Reproduce all of the listing below without alteration.

**** Material for this exercise ****

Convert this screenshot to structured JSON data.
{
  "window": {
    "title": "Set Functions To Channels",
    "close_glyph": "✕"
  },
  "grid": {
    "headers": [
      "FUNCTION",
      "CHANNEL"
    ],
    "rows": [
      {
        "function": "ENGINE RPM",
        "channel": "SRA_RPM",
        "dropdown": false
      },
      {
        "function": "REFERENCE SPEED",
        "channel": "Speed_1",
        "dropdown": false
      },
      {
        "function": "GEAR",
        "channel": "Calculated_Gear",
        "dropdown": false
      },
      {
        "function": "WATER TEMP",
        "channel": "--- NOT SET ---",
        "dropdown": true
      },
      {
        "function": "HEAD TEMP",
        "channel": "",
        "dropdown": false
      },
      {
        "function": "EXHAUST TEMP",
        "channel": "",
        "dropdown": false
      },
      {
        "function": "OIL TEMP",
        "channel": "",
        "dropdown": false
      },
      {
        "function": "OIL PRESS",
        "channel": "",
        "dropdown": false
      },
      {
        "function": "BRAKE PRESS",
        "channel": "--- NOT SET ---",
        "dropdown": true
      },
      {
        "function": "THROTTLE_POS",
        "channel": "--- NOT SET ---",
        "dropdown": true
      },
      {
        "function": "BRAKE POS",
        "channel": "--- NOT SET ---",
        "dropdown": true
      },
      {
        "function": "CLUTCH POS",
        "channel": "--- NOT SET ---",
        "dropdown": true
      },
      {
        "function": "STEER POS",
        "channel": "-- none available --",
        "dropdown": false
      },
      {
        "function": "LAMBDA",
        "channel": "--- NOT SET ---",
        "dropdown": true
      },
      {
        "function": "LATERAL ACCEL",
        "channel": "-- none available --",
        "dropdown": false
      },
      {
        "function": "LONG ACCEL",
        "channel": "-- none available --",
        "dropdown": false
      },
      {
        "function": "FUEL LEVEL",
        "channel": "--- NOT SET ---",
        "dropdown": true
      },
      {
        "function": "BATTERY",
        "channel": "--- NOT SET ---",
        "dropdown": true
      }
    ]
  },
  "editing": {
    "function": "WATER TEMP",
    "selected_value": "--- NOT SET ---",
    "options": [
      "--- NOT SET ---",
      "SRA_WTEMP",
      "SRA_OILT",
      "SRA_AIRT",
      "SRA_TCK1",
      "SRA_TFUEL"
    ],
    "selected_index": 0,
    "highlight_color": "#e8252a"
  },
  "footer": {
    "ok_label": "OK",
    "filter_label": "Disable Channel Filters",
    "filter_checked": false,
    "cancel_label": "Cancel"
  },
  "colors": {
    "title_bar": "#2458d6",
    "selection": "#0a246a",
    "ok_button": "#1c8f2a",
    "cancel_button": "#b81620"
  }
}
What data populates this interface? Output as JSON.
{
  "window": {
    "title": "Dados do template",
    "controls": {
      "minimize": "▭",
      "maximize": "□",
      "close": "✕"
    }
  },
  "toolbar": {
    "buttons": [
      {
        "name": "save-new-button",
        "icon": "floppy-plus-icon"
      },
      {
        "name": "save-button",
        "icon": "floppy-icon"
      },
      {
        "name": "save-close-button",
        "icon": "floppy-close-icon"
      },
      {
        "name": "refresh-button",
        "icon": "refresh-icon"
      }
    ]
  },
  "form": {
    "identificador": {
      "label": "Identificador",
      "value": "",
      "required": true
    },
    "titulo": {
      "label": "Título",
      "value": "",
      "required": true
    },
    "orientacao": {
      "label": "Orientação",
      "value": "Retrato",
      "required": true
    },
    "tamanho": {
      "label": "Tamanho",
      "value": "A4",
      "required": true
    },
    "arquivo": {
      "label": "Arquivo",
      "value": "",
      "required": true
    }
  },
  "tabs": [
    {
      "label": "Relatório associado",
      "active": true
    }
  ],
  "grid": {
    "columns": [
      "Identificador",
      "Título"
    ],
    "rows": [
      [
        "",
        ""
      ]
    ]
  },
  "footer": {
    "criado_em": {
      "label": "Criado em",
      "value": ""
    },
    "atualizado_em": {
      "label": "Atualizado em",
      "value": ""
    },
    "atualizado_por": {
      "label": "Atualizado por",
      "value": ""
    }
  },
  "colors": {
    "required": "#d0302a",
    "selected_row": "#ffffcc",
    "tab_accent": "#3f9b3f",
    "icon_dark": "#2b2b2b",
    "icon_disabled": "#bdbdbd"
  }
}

****

Finished task:
Convert this screenshot to structured JSON data.
{
  "window": {
    "title": "Set Functions To Channels",
    "close_glyph": "✕"
  },
  "grid": {
    "headers": [
      "FUNCTION",
      "CHANNEL"
    ],
    "rows": [
      {
        "function": "ENGINE RPM",
        "channel": "SRA_RPM",
        "dropdown": false
      },
      {
        "function": "REFERENCE SPEED",
        "channel": "Speed_1",
        "dropdown": false
      },
      {
        "function": "GEAR",
        "channel": "Calculated_Gear",
        "dropdown": false
      },
      {
        "function": "WATER TEMP",
        "channel": "--- NOT SET ---",
        "dropdown": true
      },
      {
        "function": "HEAD TEMP",
        "channel": "",
        "dropdown": false
      },
      {
        "function": "EXHAUST TEMP",
        "channel": "",
        "dropdown": false
      },
      {
        "function": "OIL TEMP",
        "channel": "",
        "dropdown": false
      },
      {
        "function": "OIL PRESS",
        "channel": "",
        "dropdown": false
      },
      {
        "function": "BRAKE PRESS",
        "channel": "--- NOT SET ---",
        "dropdown": true
      },
      {
        "function": "THROTTLE_POS",
        "channel": "--- NOT SET ---",
        "dropdown": true
      },
      {
        "function": "BRAKE POS",
        "channel": "--- NOT SET ---",
        "dropdown": true
      },
      {
        "function": "CLUTCH POS",
        "channel": "--- NOT SET ---",
        "dropdown": true
      },
      {
        "function": "STEER POS",
        "channel": "-- none available --",
        "dropdown": false
      },
      {
        "function": "LAMBDA",
        "channel": "--- NOT SET ---",
        "dropdown": true
      },
      {
        "function": "LATERAL ACCEL",
        "channel": "-- none available --",
        "dropdown": false
      },
      {
        "function": "LONG ACCEL",
        "channel": "-- none available --",
        "dropdown": false
      },
      {
        "function": "FUEL LEVEL",
        "channel": "--- NOT SET ---",
        "dropdown": true
      },
      {
        "function": "BATTERY",
        "channel": "--- NOT SET ---",
        "dropdown": true
      }
    ]
  },
  "editing": {
    "function": "WATER TEMP",
    "selected_value": "--- NOT SET ---",
    "options": [
      "--- NOT SET ---",
      "SRA_WTEMP",
      "SRA_OILT",
      "SRA_AIRT",
      "SRA_TCK1",
      "SRA_TFUEL"
    ],
    "selected_index": 0,
    "highlight_color": "#e8252a"
  },
  "footer": {
    "ok_label": "OK",
    "filter_label": "Disable Channel Filters",
    "filter_checked": false,
    "cancel_label": "Cancel"
  },
  "colors": {
    "title_bar": "#2458d6",
    "selection": "#0a246a",
    "ok_button": "#1c8f2a",
    "cancel_button": "#b81620"
  }
}
What data populates this interface? Output as JSON.
{
  "window": {
    "title": "Dados do template",
    "controls": {
      "minimize": "▭",
      "maximize": "□",
      "close": "✕"
    }
  },
  "toolbar": {
    "buttons": [
      {
        "name": "save-new-button",
        "icon": "floppy-plus-icon"
      },
      {
        "name": "save-button",
        "icon": "floppy-icon"
      },
      {
        "name": "save-close-button",
        "icon": "floppy-close-icon"
      },
      {
        "name": "refresh-button",
        "icon": "refresh-icon"
      }
    ]
  },
  "form": {
    "identificador": {
      "label": "Identificador",
      "value": "",
      "required": true
    },
    "titulo": {
      "label": "Título",
      "value": "",
      "required": true
    },
    "orientacao": {
      "label": "Orientação",
      "value": "Retrato",
      "required": true
    },
    "tamanho": {
      "label": "Tamanho",
      "value": "A4",
      "required": true
    },
    "arquivo": {
      "label": "Arquivo",
      "value": "",
      "required": true
    }
  },
  "tabs": [
    {
      "label": "Relatório associado",
      "active": true
    }
  ],
  "grid": {
    "columns": [
      "Identificador",
      "Título"
    ],
    "rows": [
      [
        "",
        ""
      ]
    ]
  },
  "footer": {
    "criado_em": {
      "label": "Criado em",
      "value": ""
    },
    "atualizado_em": {
      "label": "Atualizado em",
      "value": ""
    },
    "atualizado_por": {
      "label": "Atualizado por",
      "value": ""
    }
  },
  "colors": {
    "required": "#d0302a",
    "selected_row": "#ffffcc",
    "tab_accent": "#3f9b3f",
    "icon_dark": "#2b2b2b",
    "icon_disabled": "#bdbdbd"
  }
}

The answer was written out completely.